Supplied records>
+-------+
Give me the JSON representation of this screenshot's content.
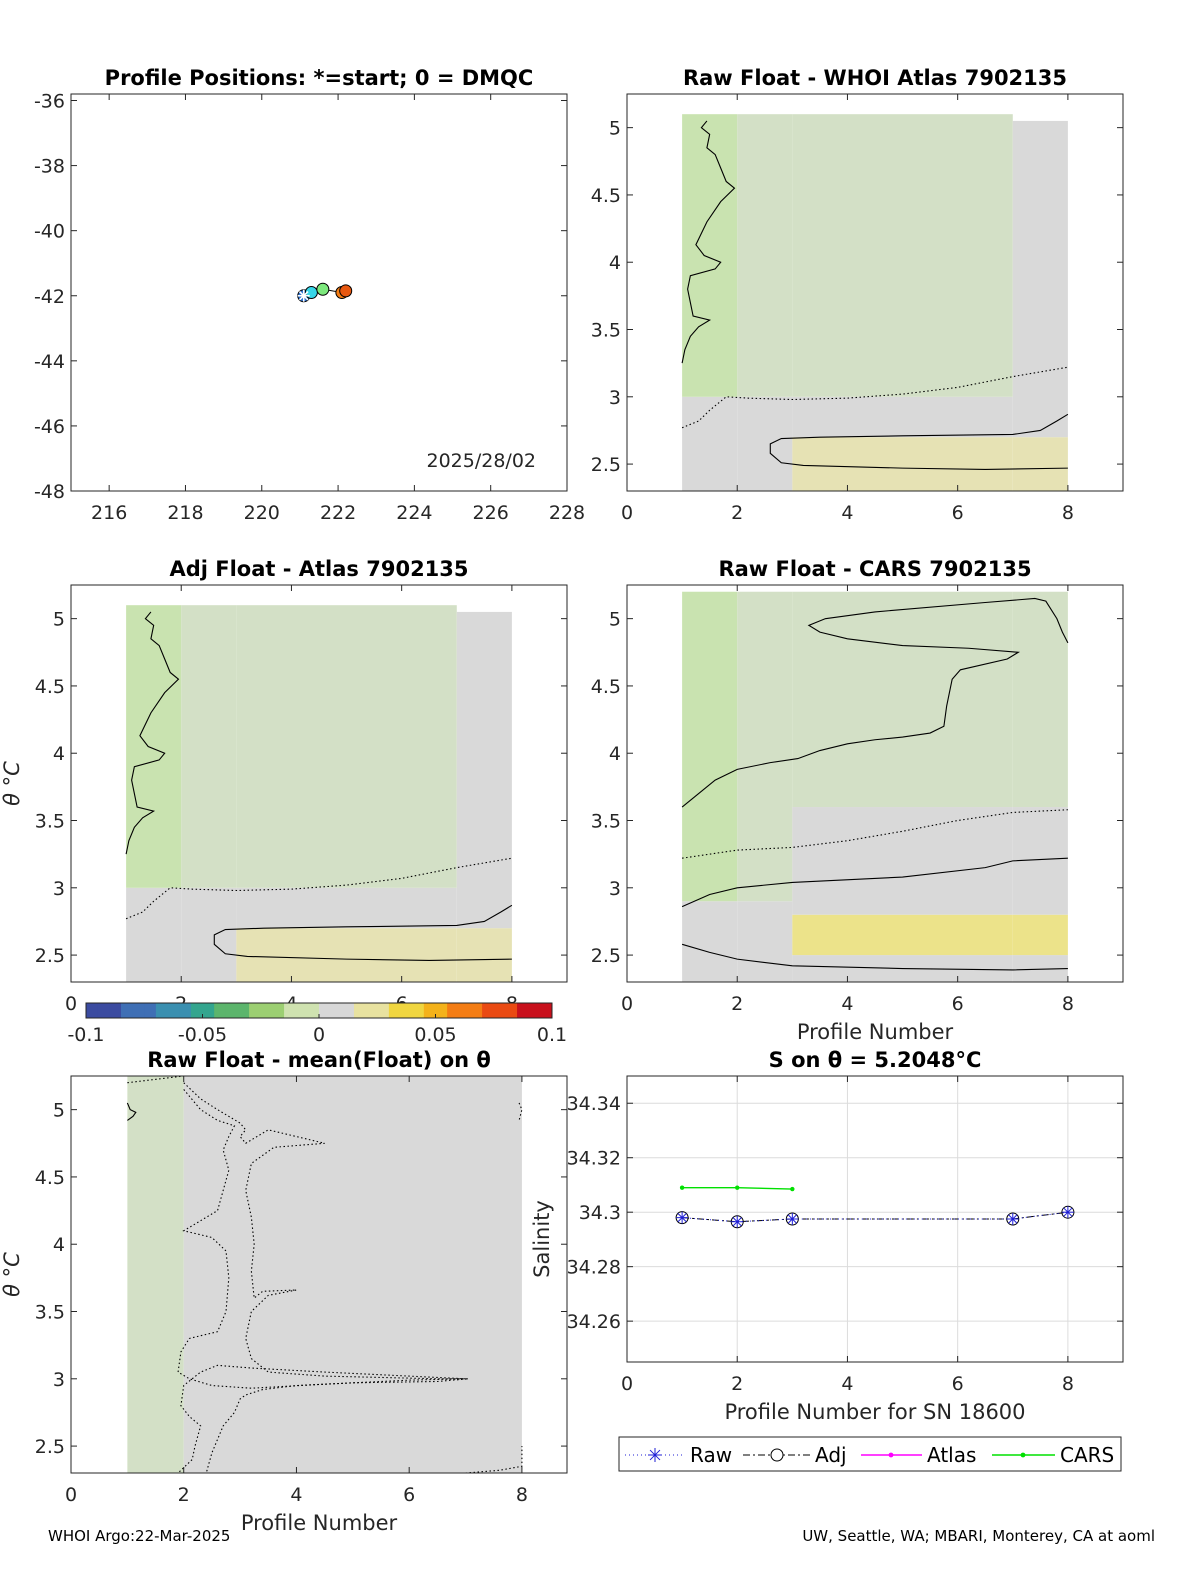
+-------+
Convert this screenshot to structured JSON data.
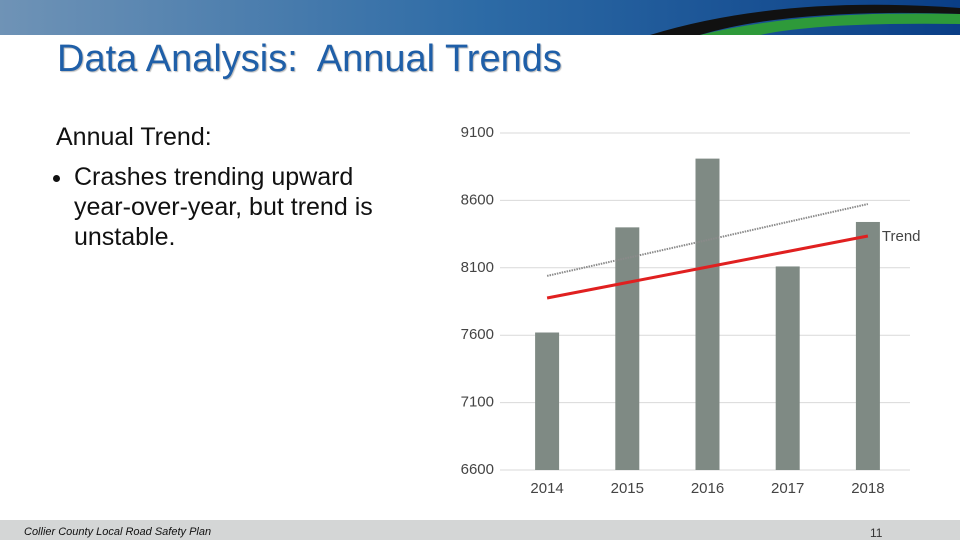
+-------+
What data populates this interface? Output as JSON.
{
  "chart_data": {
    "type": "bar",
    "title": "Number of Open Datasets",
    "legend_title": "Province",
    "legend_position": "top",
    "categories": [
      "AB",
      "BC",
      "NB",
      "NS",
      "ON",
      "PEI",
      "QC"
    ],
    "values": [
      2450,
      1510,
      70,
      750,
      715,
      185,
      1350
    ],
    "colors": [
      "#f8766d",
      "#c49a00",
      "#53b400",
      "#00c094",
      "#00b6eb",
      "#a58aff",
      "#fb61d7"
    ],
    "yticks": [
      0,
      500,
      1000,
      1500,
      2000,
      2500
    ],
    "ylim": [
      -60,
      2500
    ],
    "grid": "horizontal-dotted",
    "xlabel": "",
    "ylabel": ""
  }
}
+-------+
Direction> Which lines hold the string "screenshot"? List them all.

Response to this exercise>
Give me the JSON representation of this screenshot's content.
Convert this screenshot to structured JSON data.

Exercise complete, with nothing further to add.